Passage:
[START]
I’ve been thinking about the cloud for a long time now, and while there is no doubt that it is here to stay for the foreseeable future, I’ve been asking myself… so what?

I know that it is seen by some as heresy to question conventional wisdom, and today’s conventional wisdom says that everything needs to go to the cloud. However, what is the benefit and what is the point? What are organizations getting out of a move to the cloud – because after all it is surely only being done to provide a business benefit??

So, as I see it, organizations are getting the following benefits out of a cloud migration.

  • Consumption based costs / charging
  • Ability to flex up and down in scale as business dictates
  • Removal of the need to manage infrastructure
  • Removal of the need to implement a software lifecycle management regime
  • A change from capex to opex and associated tax benefits

But… if everyone does this then how is it a ‘competitive advantage’? As I see it, you either do this or you become irrelevant. However once everyone has done it then they are all the same again… so there might be a ‘first mover’ type of advantage, but beyond that you need to do it to remain competitive with everyone else… OR you need to do something entirely different.

Back in the 60’s companies knew they needed these new-fangled computer things… but  lots of smaller organizations couldn’t afford them… so along came the idea of a ‘bureau service’ that sold computing by the minute / hour.. exactly like a consumption model. Then as time went on, computing became cheaper, and more organizations could afford computing, but probably more importantly, they could not afford not to have THEIR OWN computing as the bureau services were not flexible enough, or did not provide a competitive advantage as everyone was doing the same thing.
[END]
Problem set:
[1] According to the cloud migration essay, by what units of time did the early "bureau service" sell computing?
[2] Pick up the cloud migration essay after its final sentence and carry it forward.
The data placed after this point is not needed.

Recorded data:
[START]
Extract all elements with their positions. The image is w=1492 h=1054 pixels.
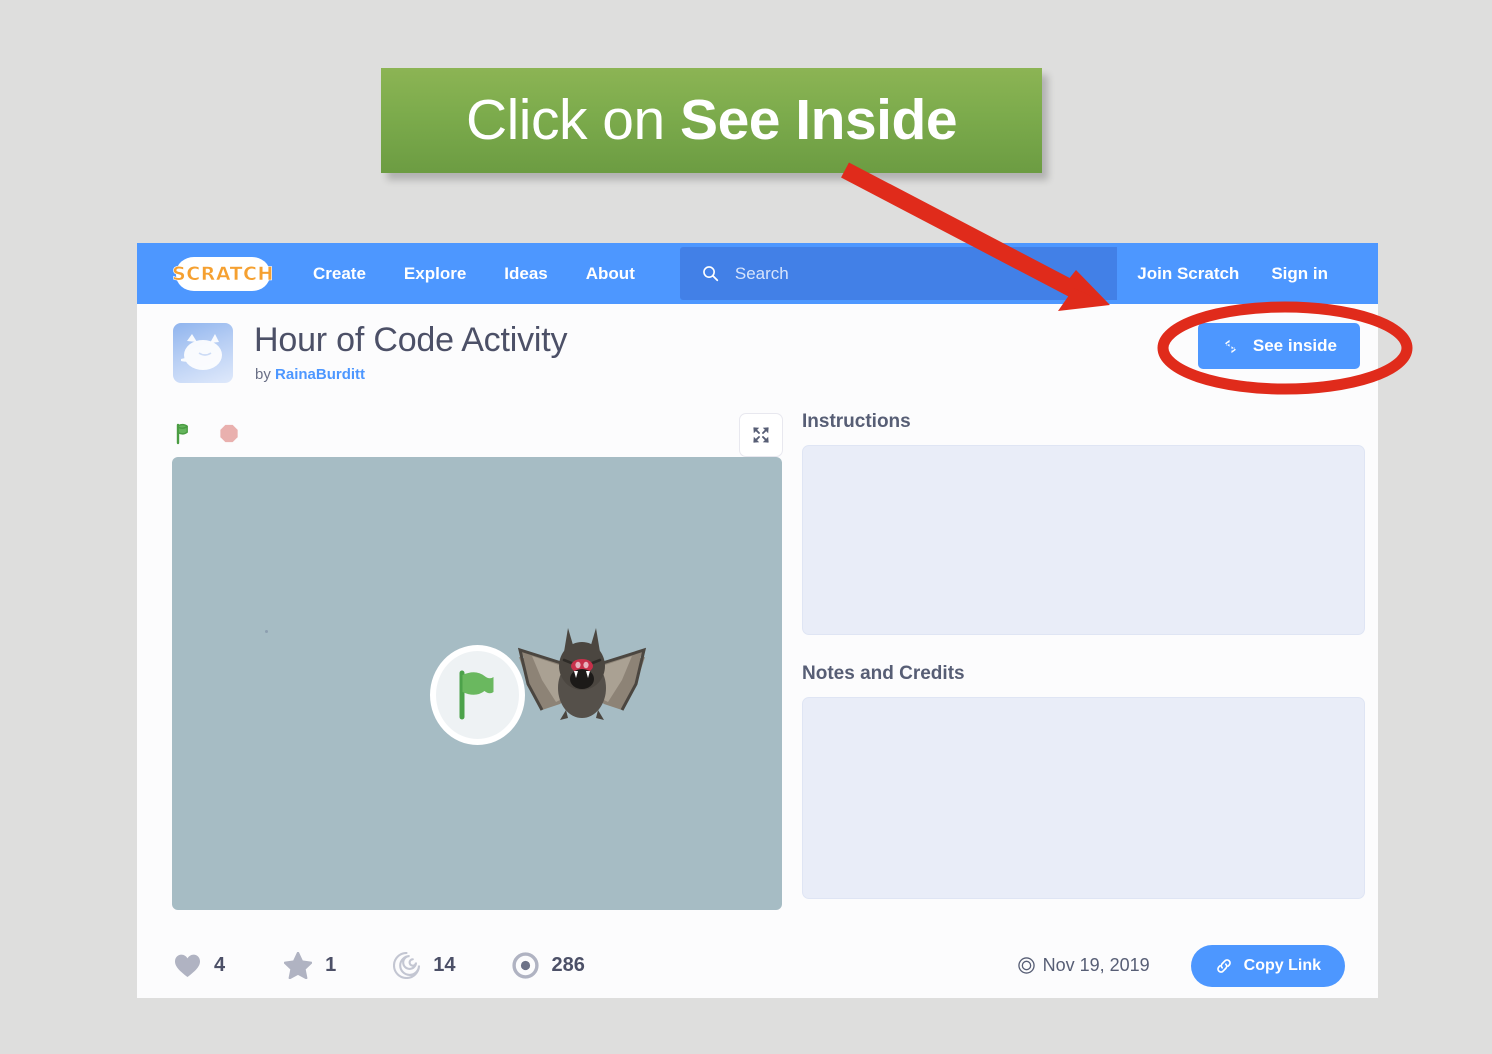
[END]
Answers in order:
[1] By the minute or the hour.

[2]
Then, along came the idea of departmental computing with midrange systems using Unix or vendor specific operating systems like IBM’s System 36, 38, AS/400. These came into vogue because the ‘big iron’ in the corporate computing center wasn’t flexible enough, cost too much, took too long to do half a job (sounding familiar?).

Finally, along came desktop computing which gave the end user ultimate control, albeit with very little in the way of corporate control which turned out to be the biggest issue (data security, corporate licencing, support of different versions, different applications, etc etc). So as organizations worked to resolve these particular challenges, they took back more and more control until the idea of the end user having any real control became nonsensical.

Along this ride the world also moved to fixed function terminals (dumb screens) and then to emulation of dumb screens on PC’s, and then to applications that accessed host data and presented in a more graphical way, and then finally on to web based applications… where the PC is really not much more than a – you guessed it – dumb screen.

So I hope that I have presented a case that the technology, while always evolving and changing, hasn’t actually done a whole lot for businesses besides causing them to spend money to stay compliant, safe (from a data safety perspective at least) and relevant, because it seems like everything old is new again, and it’s possibly the ‘change’ that is important, and not what you are changing from or too.

What does all this really mean??

Well, I think that what it means is that the most important thing a business can do for itself to continue to be successful is to provide products and services that their customers want, and do that in a way that is uniquely better or different to their competition. If that means a move to the Web, or new computing, or saving money by doing something in a different way, then of course those things MUST be done… just don’t expect that the shiny new toys are the savior of your business, because the real savior is going to be how you use and build on whatever it is that you have. It may be a case of throwing it all out and starting again, but from my experience that is very rarely actually needed.

I like to think of it in motorcycle racing (or car or whatever) terms… you can have the fastest bike out there on the track, but if you aren’t the fastest rider, you aren’t necessarily going to win!

And then of course there is that very hackneyed expression…. To finish first, first you must finish.

Comments always welcome!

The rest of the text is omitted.